Spatial layout entries
-- -- --
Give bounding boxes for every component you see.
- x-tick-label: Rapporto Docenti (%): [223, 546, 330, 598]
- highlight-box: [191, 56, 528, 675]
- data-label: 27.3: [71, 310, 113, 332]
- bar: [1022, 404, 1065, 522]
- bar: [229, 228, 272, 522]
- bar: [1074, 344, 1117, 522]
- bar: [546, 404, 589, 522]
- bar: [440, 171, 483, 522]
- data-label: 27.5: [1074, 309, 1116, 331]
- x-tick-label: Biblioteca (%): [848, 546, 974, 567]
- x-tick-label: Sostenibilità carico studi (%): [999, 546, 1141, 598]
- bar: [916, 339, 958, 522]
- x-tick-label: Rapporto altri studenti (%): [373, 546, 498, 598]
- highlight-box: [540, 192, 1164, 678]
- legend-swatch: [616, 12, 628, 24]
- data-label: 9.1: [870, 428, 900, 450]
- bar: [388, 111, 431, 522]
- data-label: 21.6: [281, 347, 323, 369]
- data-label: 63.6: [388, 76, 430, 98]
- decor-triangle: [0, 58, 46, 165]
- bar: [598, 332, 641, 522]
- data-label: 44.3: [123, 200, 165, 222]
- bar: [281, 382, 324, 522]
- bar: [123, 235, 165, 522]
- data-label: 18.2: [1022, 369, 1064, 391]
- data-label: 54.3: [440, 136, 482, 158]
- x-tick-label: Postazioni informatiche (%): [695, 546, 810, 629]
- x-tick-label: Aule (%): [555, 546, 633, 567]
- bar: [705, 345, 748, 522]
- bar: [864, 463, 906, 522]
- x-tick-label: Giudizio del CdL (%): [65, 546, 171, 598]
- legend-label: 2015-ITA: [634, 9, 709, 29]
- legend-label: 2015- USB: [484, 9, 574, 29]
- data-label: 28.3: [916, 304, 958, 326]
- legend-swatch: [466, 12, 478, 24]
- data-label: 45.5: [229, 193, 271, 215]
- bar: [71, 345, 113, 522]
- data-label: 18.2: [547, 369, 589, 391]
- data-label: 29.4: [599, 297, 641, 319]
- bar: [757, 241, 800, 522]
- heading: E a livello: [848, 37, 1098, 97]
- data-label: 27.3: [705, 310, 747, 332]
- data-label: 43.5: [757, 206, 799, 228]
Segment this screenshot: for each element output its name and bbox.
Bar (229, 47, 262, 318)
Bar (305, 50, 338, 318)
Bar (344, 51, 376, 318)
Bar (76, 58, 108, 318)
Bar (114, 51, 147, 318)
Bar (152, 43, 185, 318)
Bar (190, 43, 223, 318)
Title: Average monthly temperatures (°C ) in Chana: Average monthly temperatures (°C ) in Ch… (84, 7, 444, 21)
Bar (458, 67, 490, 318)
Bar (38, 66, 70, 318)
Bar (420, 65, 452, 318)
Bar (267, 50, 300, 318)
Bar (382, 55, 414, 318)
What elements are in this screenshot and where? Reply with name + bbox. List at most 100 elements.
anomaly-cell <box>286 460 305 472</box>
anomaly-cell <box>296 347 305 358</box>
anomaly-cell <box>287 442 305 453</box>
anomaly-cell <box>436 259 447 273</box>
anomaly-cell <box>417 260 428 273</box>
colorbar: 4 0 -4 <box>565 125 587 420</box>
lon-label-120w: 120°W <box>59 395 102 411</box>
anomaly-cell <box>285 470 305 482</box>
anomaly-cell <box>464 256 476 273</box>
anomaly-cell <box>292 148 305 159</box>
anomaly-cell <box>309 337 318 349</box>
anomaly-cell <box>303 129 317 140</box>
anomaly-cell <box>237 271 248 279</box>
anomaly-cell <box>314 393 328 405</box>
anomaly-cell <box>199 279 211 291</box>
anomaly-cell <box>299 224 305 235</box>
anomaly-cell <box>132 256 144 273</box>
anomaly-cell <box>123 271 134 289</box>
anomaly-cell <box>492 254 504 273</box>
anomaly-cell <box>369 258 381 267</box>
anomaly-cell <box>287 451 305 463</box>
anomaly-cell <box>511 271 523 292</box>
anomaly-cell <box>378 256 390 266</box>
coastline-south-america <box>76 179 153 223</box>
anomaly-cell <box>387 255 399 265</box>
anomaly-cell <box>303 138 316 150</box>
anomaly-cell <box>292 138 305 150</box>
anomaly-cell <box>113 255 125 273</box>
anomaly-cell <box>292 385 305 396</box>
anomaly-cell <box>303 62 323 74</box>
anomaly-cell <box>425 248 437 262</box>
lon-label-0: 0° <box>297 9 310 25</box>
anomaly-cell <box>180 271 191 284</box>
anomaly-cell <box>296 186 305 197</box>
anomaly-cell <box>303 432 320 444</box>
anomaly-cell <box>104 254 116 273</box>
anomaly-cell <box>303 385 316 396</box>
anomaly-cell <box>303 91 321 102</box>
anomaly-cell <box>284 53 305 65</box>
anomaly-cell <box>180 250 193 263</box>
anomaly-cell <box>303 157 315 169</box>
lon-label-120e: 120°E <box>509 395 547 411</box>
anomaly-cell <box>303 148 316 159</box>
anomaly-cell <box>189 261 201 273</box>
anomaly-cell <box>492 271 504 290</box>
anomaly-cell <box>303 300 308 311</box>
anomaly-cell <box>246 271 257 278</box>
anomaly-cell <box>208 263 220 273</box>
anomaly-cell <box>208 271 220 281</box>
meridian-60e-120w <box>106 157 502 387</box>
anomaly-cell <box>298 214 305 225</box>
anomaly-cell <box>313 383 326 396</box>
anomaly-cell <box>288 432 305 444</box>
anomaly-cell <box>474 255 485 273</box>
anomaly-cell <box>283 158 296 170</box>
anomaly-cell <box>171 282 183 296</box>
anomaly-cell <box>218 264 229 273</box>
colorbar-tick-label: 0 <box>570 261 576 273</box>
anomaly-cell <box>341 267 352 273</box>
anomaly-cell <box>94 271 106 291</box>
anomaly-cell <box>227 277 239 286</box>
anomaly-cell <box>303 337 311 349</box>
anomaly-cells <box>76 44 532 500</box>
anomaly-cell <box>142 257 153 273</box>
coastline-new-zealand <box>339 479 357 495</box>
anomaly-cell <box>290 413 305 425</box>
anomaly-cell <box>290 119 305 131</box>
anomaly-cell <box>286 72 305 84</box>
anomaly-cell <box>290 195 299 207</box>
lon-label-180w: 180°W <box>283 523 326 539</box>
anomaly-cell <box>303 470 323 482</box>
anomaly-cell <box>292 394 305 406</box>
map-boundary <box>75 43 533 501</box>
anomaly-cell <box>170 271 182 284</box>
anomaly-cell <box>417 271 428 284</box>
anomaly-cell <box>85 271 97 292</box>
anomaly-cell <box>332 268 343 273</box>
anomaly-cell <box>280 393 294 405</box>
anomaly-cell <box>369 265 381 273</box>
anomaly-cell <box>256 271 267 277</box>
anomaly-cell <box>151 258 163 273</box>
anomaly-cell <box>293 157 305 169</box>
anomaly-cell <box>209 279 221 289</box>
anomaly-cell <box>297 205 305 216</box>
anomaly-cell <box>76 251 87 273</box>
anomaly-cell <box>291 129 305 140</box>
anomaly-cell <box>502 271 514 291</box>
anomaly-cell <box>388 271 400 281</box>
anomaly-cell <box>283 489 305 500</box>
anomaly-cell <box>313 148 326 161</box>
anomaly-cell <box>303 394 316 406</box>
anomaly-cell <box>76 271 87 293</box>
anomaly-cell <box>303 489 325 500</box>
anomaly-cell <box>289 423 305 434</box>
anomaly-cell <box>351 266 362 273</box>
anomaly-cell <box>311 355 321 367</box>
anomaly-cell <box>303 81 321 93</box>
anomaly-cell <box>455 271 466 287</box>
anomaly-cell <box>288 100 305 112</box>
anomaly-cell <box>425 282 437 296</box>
-- -- --
→ **Short exercise**
Reproduce every one of the lines above word for word, leaving nothing out and changing nothing.

→ **The completed task**
Give bounding boxes for every component you see.
- x-tick-label: Rapporto Docenti (%): [223, 546, 330, 598]
- highlight-box: [191, 56, 528, 675]
- data-label: 27.3: [71, 310, 113, 332]
- bar: [1022, 404, 1065, 522]
- bar: [229, 228, 272, 522]
- bar: [1074, 344, 1117, 522]
- bar: [546, 404, 589, 522]
- bar: [440, 171, 483, 522]
- data-label: 27.5: [1074, 309, 1116, 331]
- x-tick-label: Biblioteca (%): [848, 546, 974, 567]
- x-tick-label: Sostenibilità carico studi (%): [999, 546, 1141, 598]
- bar: [916, 339, 958, 522]
- x-tick-label: Rapporto altri studenti (%): [373, 546, 498, 598]
- highlight-box: [540, 192, 1164, 678]
- legend-swatch: [616, 12, 628, 24]
- data-label: 9.1: [870, 428, 900, 450]
- bar: [388, 111, 431, 522]
- data-label: 21.6: [281, 347, 323, 369]
- data-label: 63.6: [388, 76, 430, 98]
- decor-triangle: [0, 58, 46, 165]
- bar: [598, 332, 641, 522]
- data-label: 44.3: [123, 200, 165, 222]
- bar: [281, 382, 324, 522]
- bar: [123, 235, 165, 522]
- data-label: 18.2: [1022, 369, 1064, 391]
- data-label: 54.3: [440, 136, 482, 158]
- x-tick-label: Postazioni informatiche (%): [695, 546, 810, 629]
- x-tick-label: Aule (%): [555, 546, 633, 567]
- bar: [705, 345, 748, 522]
- bar: [864, 463, 906, 522]
- x-tick-label: Giudizio del CdL (%): [65, 546, 171, 598]
- legend-label: 2015-ITA: [634, 9, 709, 29]
- legend-label: 2015- USB: [484, 9, 574, 29]
- data-label: 28.3: [916, 304, 958, 326]
- legend-swatch: [466, 12, 478, 24]
- data-label: 45.5: [229, 193, 271, 215]
- bar: [71, 345, 113, 522]
- data-label: 18.2: [547, 369, 589, 391]
- data-label: 29.4: [599, 297, 641, 319]
- bar: [757, 241, 800, 522]
- heading: E a livello: [848, 37, 1098, 97]
- data-label: 27.3: [705, 310, 747, 332]
- data-label: 43.5: [757, 206, 799, 228]
Segment this screenshot: for each element output its name and bbox.
Bar (229, 47, 262, 318)
Bar (305, 50, 338, 318)
Bar (344, 51, 376, 318)
Bar (76, 58, 108, 318)
Bar (114, 51, 147, 318)
Bar (152, 43, 185, 318)
Bar (190, 43, 223, 318)
Title: Average monthly temperatures (°C ) in Chana: Average monthly temperatures (°C ) in Ch… (84, 7, 444, 21)
Bar (458, 67, 490, 318)
Bar (38, 66, 70, 318)
Bar (420, 65, 452, 318)
Bar (267, 50, 300, 318)
Bar (382, 55, 414, 318)
What elements are in this screenshot and where? Reply with name + bbox. List at most 100 elements.
anomaly-cell <box>286 460 305 472</box>
anomaly-cell <box>296 347 305 358</box>
anomaly-cell <box>287 442 305 453</box>
anomaly-cell <box>436 259 447 273</box>
anomaly-cell <box>417 260 428 273</box>
colorbar: 4 0 -4 <box>565 125 587 420</box>
lon-label-120w: 120°W <box>59 395 102 411</box>
anomaly-cell <box>285 470 305 482</box>
anomaly-cell <box>464 256 476 273</box>
anomaly-cell <box>292 148 305 159</box>
anomaly-cell <box>309 337 318 349</box>
anomaly-cell <box>303 129 317 140</box>
anomaly-cell <box>237 271 248 279</box>
anomaly-cell <box>314 393 328 405</box>
anomaly-cell <box>199 279 211 291</box>
anomaly-cell <box>299 224 305 235</box>
anomaly-cell <box>132 256 144 273</box>
anomaly-cell <box>123 271 134 289</box>
anomaly-cell <box>492 254 504 273</box>
anomaly-cell <box>369 258 381 267</box>
anomaly-cell <box>287 451 305 463</box>
anomaly-cell <box>511 271 523 292</box>
anomaly-cell <box>378 256 390 266</box>
coastline-south-america <box>76 179 153 223</box>
anomaly-cell <box>387 255 399 265</box>
anomaly-cell <box>303 138 316 150</box>
anomaly-cell <box>292 138 305 150</box>
anomaly-cell <box>113 255 125 273</box>
anomaly-cell <box>292 385 305 396</box>
anomaly-cell <box>303 62 323 74</box>
anomaly-cell <box>425 248 437 262</box>
lon-label-0: 0° <box>297 9 310 25</box>
anomaly-cell <box>180 271 191 284</box>
anomaly-cell <box>296 186 305 197</box>
anomaly-cell <box>303 432 320 444</box>
anomaly-cell <box>104 254 116 273</box>
anomaly-cell <box>303 385 316 396</box>
anomaly-cell <box>303 91 321 102</box>
anomaly-cell <box>284 53 305 65</box>
anomaly-cell <box>180 250 193 263</box>
anomaly-cell <box>303 157 315 169</box>
lon-label-120e: 120°E <box>509 395 547 411</box>
anomaly-cell <box>303 148 316 159</box>
anomaly-cell <box>189 261 201 273</box>
anomaly-cell <box>492 271 504 290</box>
anomaly-cell <box>303 300 308 311</box>
anomaly-cell <box>246 271 257 278</box>
anomaly-cell <box>208 263 220 273</box>
anomaly-cell <box>208 271 220 281</box>
meridian-60e-120w <box>106 157 502 387</box>
anomaly-cell <box>298 214 305 225</box>
anomaly-cell <box>313 383 326 396</box>
anomaly-cell <box>288 432 305 444</box>
anomaly-cell <box>474 255 485 273</box>
anomaly-cell <box>283 158 296 170</box>
anomaly-cell <box>171 282 183 296</box>
anomaly-cell <box>218 264 229 273</box>
colorbar-tick-label: 0 <box>570 261 576 273</box>
anomaly-cell <box>341 267 352 273</box>
anomaly-cell <box>94 271 106 291</box>
anomaly-cell <box>227 277 239 286</box>
anomaly-cell <box>303 337 311 349</box>
anomaly-cells <box>76 44 532 500</box>
anomaly-cell <box>142 257 153 273</box>
coastline-new-zealand <box>339 479 357 495</box>
anomaly-cell <box>290 413 305 425</box>
anomaly-cell <box>290 119 305 131</box>
anomaly-cell <box>286 72 305 84</box>
anomaly-cell <box>290 195 299 207</box>
lon-label-180w: 180°W <box>283 523 326 539</box>
anomaly-cell <box>303 470 323 482</box>
anomaly-cell <box>292 394 305 406</box>
map-boundary <box>75 43 533 501</box>
anomaly-cell <box>170 271 182 284</box>
anomaly-cell <box>417 271 428 284</box>
anomaly-cell <box>85 271 97 292</box>
anomaly-cell <box>332 268 343 273</box>
anomaly-cell <box>280 393 294 405</box>
anomaly-cell <box>369 265 381 273</box>
anomaly-cell <box>256 271 267 277</box>
anomaly-cell <box>151 258 163 273</box>
anomaly-cell <box>293 157 305 169</box>
anomaly-cell <box>209 279 221 289</box>
anomaly-cell <box>297 205 305 216</box>
anomaly-cell <box>76 251 87 273</box>
anomaly-cell <box>291 129 305 140</box>
anomaly-cell <box>502 271 514 291</box>
anomaly-cell <box>388 271 400 281</box>
anomaly-cell <box>283 489 305 500</box>
anomaly-cell <box>313 148 326 161</box>
anomaly-cell <box>303 394 316 406</box>
anomaly-cell <box>76 271 87 293</box>
anomaly-cell <box>303 489 325 500</box>
anomaly-cell <box>289 423 305 434</box>
anomaly-cell <box>351 266 362 273</box>
anomaly-cell <box>311 355 321 367</box>
anomaly-cell <box>303 81 321 93</box>
anomaly-cell <box>455 271 466 287</box>
anomaly-cell <box>288 100 305 112</box>
anomaly-cell <box>425 282 437 296</box>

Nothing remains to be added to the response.